* _TEXT SEGMENT_
Girls and Women in Sports: Women can be the boss, too; just look at Amber Cox
Mohegan — The very name — National Girls and Women in Sports Day — connotes certain images, most notably of girls and women playing or coaching. It is to be celebrated, surely, this attainment of more opportunity for girls and women than ever before.
But this is the story of a woman who is very much a player without being one. This is the story of Amber Cox, a beacon for girls and women everywhere, who illustrates the concept of opportunity beyond playing and coaching.
Women can be The Boss now, too.
Cox is the Vice President of the Connecticut Sun and New England Black Wolves, overseeing a staff of 15, responsible for overall operations of both franchises. This just in: She’s really good at it. The Sun and Wolves, regardless of game outcome, put on a great show. Her previous contributions as the marketing director for the Phoenix Mercury led to the franchise’s profitability.
“I grew up watching Larry Bird,” Cox was saying earlier this week from her office in Neon Uncasville. “But I know our players now like Chiney (Ogwumike) grew up watching other women playing. It’s a great thing. But I think it’s important to realize there are role models and paths to remaining in sports if you don’t have the talent to be on the field.”

* _EXTRACTED DATA_

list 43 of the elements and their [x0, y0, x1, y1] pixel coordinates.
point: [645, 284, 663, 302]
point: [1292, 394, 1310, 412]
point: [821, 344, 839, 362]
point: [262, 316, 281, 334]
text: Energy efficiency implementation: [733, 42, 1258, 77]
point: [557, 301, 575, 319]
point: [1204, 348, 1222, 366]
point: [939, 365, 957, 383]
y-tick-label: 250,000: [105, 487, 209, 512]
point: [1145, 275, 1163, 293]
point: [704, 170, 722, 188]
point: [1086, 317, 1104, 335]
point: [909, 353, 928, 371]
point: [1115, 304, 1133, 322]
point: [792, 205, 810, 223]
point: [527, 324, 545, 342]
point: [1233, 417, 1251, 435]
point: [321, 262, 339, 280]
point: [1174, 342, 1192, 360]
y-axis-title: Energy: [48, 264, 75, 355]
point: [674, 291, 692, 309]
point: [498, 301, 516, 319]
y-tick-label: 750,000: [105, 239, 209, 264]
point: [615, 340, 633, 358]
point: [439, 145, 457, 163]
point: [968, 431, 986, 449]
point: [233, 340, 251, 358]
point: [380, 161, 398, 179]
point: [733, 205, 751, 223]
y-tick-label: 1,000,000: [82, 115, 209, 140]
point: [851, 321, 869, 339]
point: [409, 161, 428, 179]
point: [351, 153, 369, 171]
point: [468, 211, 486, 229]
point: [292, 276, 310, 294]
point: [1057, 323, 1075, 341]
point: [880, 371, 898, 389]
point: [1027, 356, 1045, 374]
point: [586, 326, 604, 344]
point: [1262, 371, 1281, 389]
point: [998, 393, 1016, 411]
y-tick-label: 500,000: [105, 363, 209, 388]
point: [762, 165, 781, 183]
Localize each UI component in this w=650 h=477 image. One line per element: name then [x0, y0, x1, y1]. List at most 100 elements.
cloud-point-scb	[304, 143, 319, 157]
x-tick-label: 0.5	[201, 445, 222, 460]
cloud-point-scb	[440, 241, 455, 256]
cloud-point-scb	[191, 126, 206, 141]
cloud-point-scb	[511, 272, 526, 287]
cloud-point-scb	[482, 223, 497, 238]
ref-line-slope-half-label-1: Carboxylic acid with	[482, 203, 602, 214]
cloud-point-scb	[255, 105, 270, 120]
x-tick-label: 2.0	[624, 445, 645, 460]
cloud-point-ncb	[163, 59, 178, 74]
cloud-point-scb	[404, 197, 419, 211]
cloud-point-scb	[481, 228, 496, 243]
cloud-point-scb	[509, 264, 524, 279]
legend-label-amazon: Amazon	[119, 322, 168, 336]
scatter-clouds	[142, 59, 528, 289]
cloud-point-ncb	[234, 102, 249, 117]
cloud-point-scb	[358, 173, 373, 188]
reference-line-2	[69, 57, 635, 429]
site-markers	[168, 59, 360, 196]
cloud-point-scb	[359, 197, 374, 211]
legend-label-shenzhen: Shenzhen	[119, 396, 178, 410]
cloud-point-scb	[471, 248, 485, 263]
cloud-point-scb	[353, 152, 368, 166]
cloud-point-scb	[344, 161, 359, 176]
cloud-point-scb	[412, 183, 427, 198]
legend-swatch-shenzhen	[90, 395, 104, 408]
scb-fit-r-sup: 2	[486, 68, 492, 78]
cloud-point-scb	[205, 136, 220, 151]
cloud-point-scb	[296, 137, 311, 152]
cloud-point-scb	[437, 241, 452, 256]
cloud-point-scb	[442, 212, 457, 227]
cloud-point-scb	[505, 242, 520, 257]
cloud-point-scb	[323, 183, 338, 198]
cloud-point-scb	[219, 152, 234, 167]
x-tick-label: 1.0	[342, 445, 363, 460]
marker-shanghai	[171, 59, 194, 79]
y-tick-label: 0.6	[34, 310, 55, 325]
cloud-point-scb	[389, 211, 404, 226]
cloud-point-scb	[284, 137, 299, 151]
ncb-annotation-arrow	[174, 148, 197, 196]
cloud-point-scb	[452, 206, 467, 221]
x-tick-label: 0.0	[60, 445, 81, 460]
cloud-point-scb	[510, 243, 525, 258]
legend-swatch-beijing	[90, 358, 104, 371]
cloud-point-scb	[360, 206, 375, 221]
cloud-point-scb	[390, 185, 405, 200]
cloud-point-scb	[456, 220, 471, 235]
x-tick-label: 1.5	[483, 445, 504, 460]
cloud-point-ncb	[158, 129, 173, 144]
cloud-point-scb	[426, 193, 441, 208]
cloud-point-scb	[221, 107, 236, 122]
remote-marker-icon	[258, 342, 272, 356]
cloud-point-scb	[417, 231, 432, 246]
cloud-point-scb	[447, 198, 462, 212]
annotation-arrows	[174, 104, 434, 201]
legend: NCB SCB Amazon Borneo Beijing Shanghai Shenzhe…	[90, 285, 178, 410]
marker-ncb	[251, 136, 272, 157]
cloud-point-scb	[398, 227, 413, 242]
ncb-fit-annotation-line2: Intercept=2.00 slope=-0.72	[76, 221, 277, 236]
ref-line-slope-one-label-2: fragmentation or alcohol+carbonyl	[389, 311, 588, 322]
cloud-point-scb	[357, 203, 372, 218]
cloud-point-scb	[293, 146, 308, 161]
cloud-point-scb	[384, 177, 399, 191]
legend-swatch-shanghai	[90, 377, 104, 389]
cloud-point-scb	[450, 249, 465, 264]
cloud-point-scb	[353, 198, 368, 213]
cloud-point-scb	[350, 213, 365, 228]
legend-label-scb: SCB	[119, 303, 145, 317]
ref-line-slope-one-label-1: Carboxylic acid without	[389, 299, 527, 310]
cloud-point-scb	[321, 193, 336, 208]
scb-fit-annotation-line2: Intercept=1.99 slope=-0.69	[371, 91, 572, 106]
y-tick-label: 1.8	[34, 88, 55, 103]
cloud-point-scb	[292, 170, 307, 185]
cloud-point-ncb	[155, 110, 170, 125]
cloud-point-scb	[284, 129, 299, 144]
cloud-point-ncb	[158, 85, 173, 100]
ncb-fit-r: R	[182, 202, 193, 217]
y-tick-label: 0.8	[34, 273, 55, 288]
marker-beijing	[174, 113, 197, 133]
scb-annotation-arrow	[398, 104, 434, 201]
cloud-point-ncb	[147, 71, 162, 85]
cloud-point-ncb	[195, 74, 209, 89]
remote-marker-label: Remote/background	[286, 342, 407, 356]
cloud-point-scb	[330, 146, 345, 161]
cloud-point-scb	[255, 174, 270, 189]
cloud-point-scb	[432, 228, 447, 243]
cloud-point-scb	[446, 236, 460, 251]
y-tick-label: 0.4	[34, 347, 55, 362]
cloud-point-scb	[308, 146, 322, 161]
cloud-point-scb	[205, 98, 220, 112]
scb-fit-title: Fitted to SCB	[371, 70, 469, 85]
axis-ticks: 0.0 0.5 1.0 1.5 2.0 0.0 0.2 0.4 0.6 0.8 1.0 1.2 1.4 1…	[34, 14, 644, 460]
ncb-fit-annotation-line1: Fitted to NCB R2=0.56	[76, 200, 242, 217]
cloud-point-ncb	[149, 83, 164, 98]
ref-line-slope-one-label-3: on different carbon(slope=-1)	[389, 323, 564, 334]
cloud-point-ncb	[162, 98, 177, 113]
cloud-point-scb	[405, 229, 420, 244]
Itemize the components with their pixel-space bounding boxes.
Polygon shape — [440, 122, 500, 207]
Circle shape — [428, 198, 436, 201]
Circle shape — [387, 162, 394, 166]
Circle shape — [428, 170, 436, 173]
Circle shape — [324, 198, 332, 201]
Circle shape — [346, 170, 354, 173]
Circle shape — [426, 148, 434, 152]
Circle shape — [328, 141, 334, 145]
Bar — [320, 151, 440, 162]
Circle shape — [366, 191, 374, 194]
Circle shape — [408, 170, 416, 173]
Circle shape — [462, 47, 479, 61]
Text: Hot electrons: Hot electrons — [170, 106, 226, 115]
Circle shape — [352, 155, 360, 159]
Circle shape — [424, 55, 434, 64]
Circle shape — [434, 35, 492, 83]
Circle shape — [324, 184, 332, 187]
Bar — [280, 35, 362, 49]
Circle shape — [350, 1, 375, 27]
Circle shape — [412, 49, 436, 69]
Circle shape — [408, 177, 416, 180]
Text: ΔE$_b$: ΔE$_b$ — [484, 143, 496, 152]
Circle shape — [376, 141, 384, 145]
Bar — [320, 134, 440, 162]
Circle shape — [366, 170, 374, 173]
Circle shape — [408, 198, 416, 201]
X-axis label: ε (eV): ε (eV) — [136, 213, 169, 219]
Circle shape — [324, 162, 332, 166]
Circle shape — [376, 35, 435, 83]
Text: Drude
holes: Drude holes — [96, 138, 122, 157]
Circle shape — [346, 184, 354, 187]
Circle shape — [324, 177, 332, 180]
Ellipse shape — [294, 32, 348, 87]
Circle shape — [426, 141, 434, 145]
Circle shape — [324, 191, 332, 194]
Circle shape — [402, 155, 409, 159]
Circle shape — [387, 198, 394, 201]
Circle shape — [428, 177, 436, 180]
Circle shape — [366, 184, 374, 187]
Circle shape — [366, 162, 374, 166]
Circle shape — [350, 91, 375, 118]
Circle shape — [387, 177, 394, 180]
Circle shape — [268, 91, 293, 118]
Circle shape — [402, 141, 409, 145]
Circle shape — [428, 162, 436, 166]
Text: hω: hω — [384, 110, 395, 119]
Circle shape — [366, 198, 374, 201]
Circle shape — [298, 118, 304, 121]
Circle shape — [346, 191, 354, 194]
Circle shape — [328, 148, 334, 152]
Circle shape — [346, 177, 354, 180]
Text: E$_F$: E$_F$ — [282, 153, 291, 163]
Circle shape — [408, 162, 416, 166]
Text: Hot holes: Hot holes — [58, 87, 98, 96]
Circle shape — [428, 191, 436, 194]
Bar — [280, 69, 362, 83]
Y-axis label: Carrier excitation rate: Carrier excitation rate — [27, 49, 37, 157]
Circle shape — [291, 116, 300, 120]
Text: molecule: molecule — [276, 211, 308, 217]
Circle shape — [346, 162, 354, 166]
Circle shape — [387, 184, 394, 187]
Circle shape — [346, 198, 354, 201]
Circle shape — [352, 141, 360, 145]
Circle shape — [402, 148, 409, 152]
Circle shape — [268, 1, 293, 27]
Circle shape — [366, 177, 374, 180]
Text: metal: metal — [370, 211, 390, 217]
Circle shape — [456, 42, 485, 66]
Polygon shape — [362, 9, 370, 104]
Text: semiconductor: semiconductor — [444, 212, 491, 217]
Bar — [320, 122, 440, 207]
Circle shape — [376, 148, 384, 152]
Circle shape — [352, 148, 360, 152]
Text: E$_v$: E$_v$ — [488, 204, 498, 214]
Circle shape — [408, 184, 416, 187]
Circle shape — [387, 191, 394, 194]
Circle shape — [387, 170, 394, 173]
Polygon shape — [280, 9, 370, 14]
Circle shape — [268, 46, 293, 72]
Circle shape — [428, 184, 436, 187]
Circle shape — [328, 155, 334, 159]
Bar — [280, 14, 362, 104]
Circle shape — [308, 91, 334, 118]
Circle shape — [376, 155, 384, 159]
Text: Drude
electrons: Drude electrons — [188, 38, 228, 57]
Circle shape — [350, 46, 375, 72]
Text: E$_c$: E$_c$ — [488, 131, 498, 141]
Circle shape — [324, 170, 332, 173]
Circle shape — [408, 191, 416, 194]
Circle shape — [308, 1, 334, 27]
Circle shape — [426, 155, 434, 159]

* _HOW TO COMPLETE THIS TASK_
Revise the Amber Cox article starting with "Girls and Women in Sports: Women" and going on through "Boss now, too.", swapping "beacon" for "role model". The records come from a separate source and are not part of the article.

* _SOLUTION FOR THIS EXERCISE_
Girls and Women in Sports: Women can be the boss, too; just look at Amber Cox
Mohegan — The very name — National Girls and Women in Sports Day — connotes certain images, most notably of girls and women playing or coaching. It is to be celebrated, surely, this attainment of more opportunity for girls and women than ever before.
But this is the story of a woman who is very much a player without being one. This is the story of Amber Cox, a role model for girls and women everywhere, who illustrates the concept of opportunity beyond playing and coaching.
Women can be The Boss now, too.